Tausende Geschäfte verschwinden dieses Jahr
Der Handelsverband Deutschland sieht eine dramatische Entwicklung: „Allein im laufenden Jahr 2025 werden voraussichtlich 4.500 Geschäfte ihre Türen für immer schließen“, prognostiziert Stefan Genth, Hauptgeschäftsführer des Handelsverbands Deutschland. Um eine Verödung der Innenstädte zu verhindern, müsse es bessere Abschreibungsmöglichkeiten für private Investitionen in den Stadtzentren geben. Die Bundesregierung müsse Einzelhändler außerdem bei den Energiepreisen entlasten, etwa bei der Stromsteuer.
Eine der aktuell größten Herausforderungen der Branche sind laut Handelsverband Plattformen aus China. Mit Temu und Shein gebe es noch immer einen unfairen Wettbewerb. „Notwendig ist hierfür etwa, die Zollfreigrenze von 150 Euro schnell abzuschaffen, um Tricksereien zu verhindern“, fordert Genth.
Geschäftsaufgabe nach 100 Jahren
Nur wenige hundert Meter Fußweg vom Schreibwarenhändler Listmann entfernt liegt der Kinderladen Wirth am Mainzer Münsterplatz. Auch dort hängen in den Schaufenstern Plakate mit der Aufschrift „Wir schließen – Alles muss raus!“. Das Traditionsgeschäft schließt einhundert Jahre nach der Gründung. Generationen von Kindern sind mit dem Geschäft groß geworden und haben gehofft, dass ihre Eltern ihnen einen Kuschelbär, die Modelleisenbahn oder einen Experimentierkasten schenken.
Bis zum 31. Dezember hat das Geschäft noch geöffnet. „Im Moment sind viele Tage gefühlt wie ein Adventssamstag“, erzählt Christoph Demmler, der das Geschäft mit seinem Bruder Friedrich betreibt. Viele Regale sind bereits komplett leer. Lego-Produkte sind ausverkauft, einzelne Schleich-Spielfiguren warten noch auf Käuferinnen und Käufer. Der Laden sei oft voll, fast jeder Kunde spreche sie an, erzähle von Erinnerungen an den Kinderladen. Ein Kunde habe ihnen sogar eine Fußmatte mit dem Aufdruck „Kinderladen Wirth“ abgekauft, als Andenken. Ein zwiespältiges Gefühl sei das, erzählt Demmler.
Der Räumungsverkauf im Kinderladen Wirth in Mainz läuft. Auch dieses Geschäft macht zum Jahresende zu.

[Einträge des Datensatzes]
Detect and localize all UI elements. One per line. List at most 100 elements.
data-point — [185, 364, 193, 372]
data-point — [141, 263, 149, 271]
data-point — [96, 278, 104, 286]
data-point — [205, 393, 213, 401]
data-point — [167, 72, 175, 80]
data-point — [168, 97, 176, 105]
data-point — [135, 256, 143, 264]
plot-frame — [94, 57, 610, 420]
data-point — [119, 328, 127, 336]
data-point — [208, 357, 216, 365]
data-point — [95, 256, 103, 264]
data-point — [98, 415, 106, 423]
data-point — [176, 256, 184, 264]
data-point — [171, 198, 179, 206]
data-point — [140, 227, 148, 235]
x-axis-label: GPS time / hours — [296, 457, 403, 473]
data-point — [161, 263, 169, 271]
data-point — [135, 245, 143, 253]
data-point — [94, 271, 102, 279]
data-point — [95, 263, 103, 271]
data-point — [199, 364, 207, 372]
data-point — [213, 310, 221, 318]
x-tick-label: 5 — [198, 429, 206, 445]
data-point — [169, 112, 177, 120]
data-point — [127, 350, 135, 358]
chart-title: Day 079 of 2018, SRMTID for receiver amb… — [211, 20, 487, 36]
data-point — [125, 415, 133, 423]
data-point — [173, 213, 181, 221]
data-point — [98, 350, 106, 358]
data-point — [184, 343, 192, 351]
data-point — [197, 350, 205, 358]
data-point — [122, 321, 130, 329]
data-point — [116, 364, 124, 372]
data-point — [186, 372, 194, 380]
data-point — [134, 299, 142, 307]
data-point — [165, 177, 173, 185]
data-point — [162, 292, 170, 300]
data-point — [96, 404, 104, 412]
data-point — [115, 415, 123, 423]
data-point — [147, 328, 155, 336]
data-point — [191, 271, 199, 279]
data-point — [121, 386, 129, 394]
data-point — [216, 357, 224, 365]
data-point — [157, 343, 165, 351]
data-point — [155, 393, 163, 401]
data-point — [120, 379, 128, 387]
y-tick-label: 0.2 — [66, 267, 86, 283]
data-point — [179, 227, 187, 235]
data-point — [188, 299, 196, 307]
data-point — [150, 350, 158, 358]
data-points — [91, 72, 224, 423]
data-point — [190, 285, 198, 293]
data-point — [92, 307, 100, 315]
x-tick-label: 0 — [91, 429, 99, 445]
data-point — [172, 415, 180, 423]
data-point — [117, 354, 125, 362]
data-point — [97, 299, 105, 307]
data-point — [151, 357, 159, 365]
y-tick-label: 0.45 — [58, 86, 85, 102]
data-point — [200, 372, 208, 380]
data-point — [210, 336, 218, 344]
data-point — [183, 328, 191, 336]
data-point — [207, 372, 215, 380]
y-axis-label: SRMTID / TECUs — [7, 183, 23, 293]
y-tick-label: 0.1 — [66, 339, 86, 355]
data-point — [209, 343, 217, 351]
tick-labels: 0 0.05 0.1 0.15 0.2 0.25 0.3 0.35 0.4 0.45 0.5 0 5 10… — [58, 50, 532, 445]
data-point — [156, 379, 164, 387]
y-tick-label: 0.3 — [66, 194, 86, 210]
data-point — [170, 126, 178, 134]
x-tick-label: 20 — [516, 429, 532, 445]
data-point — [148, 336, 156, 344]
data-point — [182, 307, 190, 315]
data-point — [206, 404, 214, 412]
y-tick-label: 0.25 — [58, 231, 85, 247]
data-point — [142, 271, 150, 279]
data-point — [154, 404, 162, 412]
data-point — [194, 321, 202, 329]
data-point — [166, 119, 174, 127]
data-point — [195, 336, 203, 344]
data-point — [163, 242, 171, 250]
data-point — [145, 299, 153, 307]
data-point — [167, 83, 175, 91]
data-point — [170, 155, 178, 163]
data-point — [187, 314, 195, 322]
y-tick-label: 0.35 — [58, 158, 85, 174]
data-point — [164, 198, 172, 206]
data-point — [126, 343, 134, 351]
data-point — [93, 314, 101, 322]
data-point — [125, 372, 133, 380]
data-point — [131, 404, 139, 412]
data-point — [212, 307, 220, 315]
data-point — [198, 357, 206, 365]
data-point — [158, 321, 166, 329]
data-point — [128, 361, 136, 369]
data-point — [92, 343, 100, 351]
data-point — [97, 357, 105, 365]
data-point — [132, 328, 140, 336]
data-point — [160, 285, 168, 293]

[AUFGABEN]
1. Beantworte anhand des Textauszugs über Geschäftsschließungen:
(a) Wie viele Geschäfte schließen laut Prognose im Jahr 2025 voraussichtlich für immer?
(b) Welche Zollfreigrenze soll nach Genths Forderung schnell abgeschafft werden?
(c) Bis zu welchem Datum hat der Kinderladen Wirth noch geöffnet?
2. Schreibe den Textauszug über Geschäftsschließungen im selben Stil weiter, beginnend nach seinem letzten Satz.
Die Daten spielen hierbei keine Rolle.

[ANTWORTEN JE AUFGABE]
1.
(a) 4.500 Geschäfte
(b) Die Zollfreigrenze von 150 Euro
(c) Bis zum 31. Dezember

2.
Große Konkurrenz durch Onlinehandel
„Wären die Kunden früher in dieser Zahl gekommen, dann wären wir noch hier und würden nicht aufhören.“ Eine große Zäsur sei die Corona-Pandemie gewesen. Der Kinderladen habe während des Lockdowns schließen müssen, während Drogeriemärkte weiter Kleinkindartikel und Spielwaren verkaufen durften. „Nach Corona haben wir zu keinem Zeitpunkt mehr die Umsätze von 2019 erreicht“, sagt Demmler.
Der stetig wachsende Onlinehandel sei eine große Konkurrenz, hinzu komme die Kaufzurückhaltung vieler Kundinnen und Kunden. Ein weiteres Problem sehen die Demmler-Brüder in den vielen Baustellen in der Mainzer Innenstadt. „Zusätzlich zum Homeoffice-Trend merken wird, dass die Laufkundschaft abnimmt und es dadurch zu weniger spontanen Käufen bei uns im Laden kommt“, so Demmler.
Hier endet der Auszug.